Every line from the one containing "OCR this image." through the end of the listing below goes in the output, exactly and without pictures.

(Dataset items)
========================================

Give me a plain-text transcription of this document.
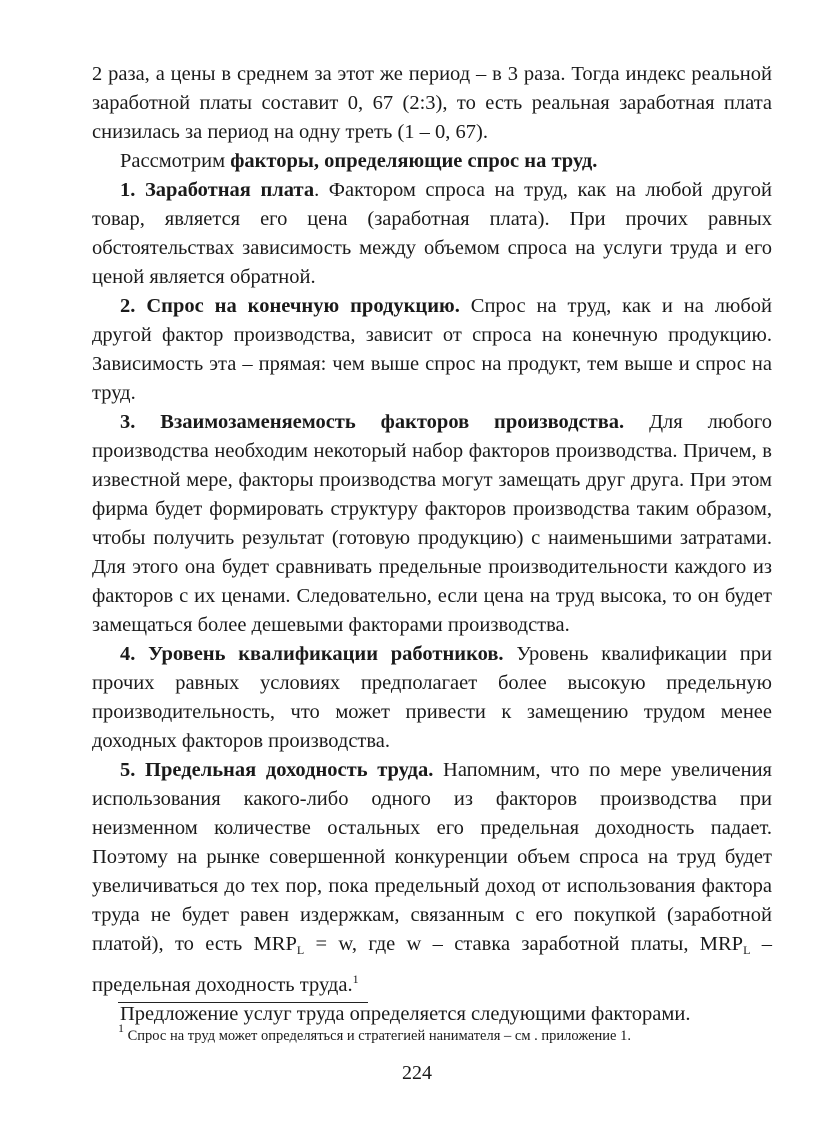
2 раза, а цены в среднем за этот же период – в 3 раза. Тогда индекс реальной заработной платы составит 0, 67 (2:3), то есть реальная заработная плата снизилась за период на одну треть (1 – 0, 67).

Рассмотрим факторы, определяющие спрос на труд.

1. Заработная плата. Фактором спроса на труд, как на любой другой товар, является его цена (заработная плата). При прочих равных обстоятельствах зависимость между объемом спроса на услуги труда и его ценой является обратной.

2. Спрос на конечную продукцию. Спрос на труд, как и на любой другой фактор производства, зависит от спроса на конечную продукцию. Зависимость эта – прямая: чем выше спрос на продукт, тем выше и спрос на труд.

3. Взаимозаменяемость факторов производства. Для любого производства необходим некоторый набор факторов производства. Причем, в известной мере, факторы производства могут замещать друг друга. При этом фирма будет формировать структуру факторов производства таким образом, чтобы получить результат (готовую продукцию) с наименьшими затратами. Для этого она будет сравнивать предельные производительности каждого из факторов с их ценами. Следовательно, если цена на труд высока, то он будет замещаться более дешевыми факторами производства.

4. Уровень квалификации работников. Уровень квалификации при прочих равных условиях предполагает более высокую предельную производительность, что может привести к замещению трудом менее доходных факторов производства.

5. Предельная доходность труда. Напомним, что по мере увеличения использования какого-либо одного из факторов производства при неизменном количестве остальных его предельная доходность падает. Поэтому на рынке совершенной конкуренции объем спроса на труд будет увеличиваться до тех пор, пока предельный доход от использования фактора труда не будет равен издержкам, связанным с его покупкой (заработной платой), то есть $MRP_L = w$, где w – ставка заработной платы, $MRP_L$ – предельная доходность труда.$^1$

Предложение услуг труда определяется следующими факторами.

$^1$ Спрос на труд может определяться и стратегией нанимателя – см . приложение 1.
224
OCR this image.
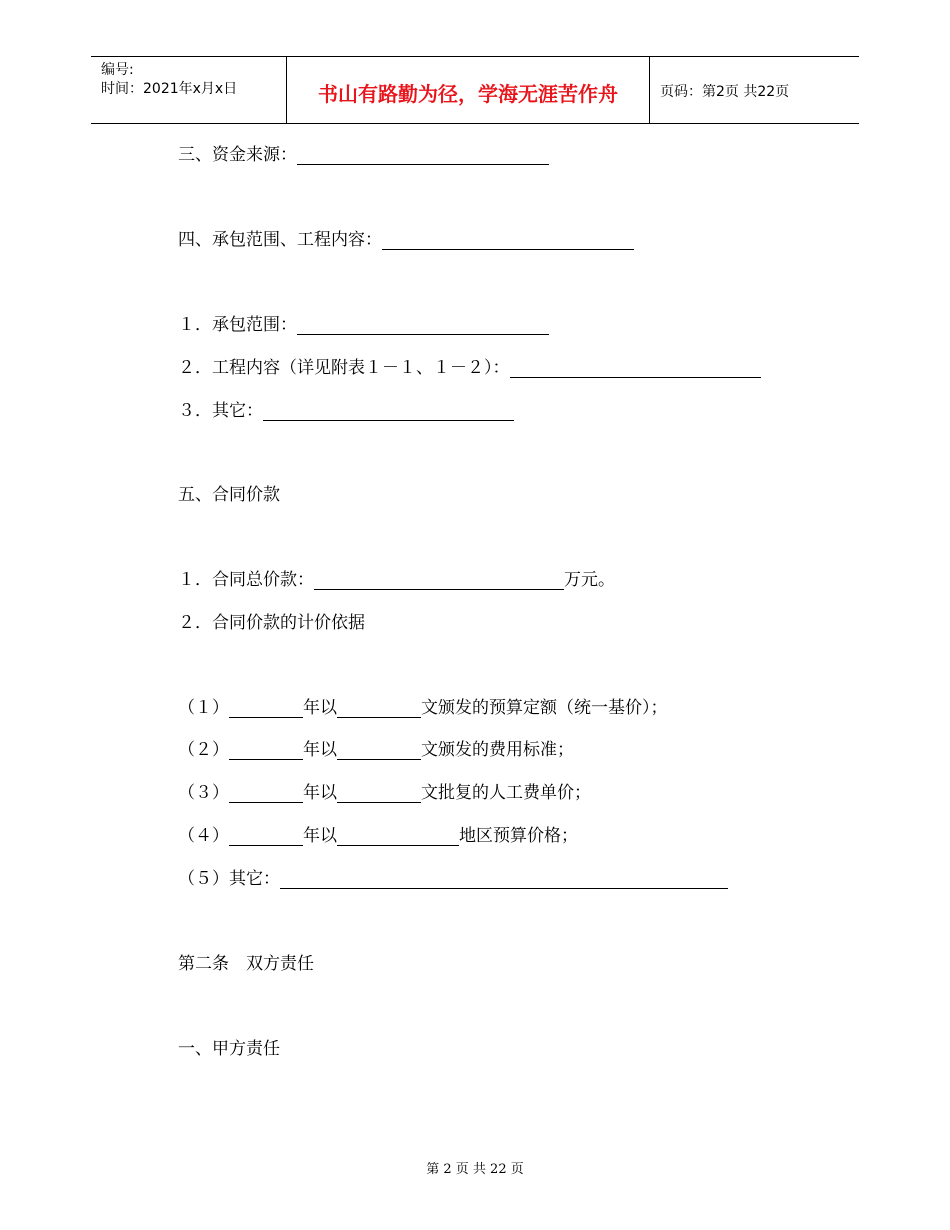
编号:
时间：2021年x月x日	书山有路勤为径，学海无涯苦作舟	页码：第2页 共22页
三、资金来源：
四、承包范围、工程内容：
１．承包范围：
２．工程内容（详见附表１－１、１－２）：
３．其它：
五、合同价款
１．合同总价款：	万元。
２．合同价款的计价依据
（１）	年以	文颁发的预算定额（统一基价）；
（２）	年以	文颁发的费用标准；
（３）	年以	文批复的人工费单价；
（４）	年以	地区预算价格；
（５）其它：
第二条　双方责任
一、甲方责任
第 2 页 共 22 页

========================================

▸ Solution below
OCR this image.
编号:
时间：2021年x月x日	书山有路勤为径，学海无涯苦作舟	页码：第2页 共22页
三、资金来源：
四、承包范围、工程内容：
１．承包范围：
２．工程内容（详见附表１－１、１－２）：
３．其它：
五、合同价款
１．合同总价款：	万元。
２．合同价款的计价依据
（１）	年以	文颁发的预算定额（统一基价）；
（２）	年以	文颁发的费用标准；
（３）	年以	文批复的人工费单价；
（４）	年以	地区预算价格；
（５）其它：
第二条　双方责任
一、甲方责任
第 2 页 共 22 页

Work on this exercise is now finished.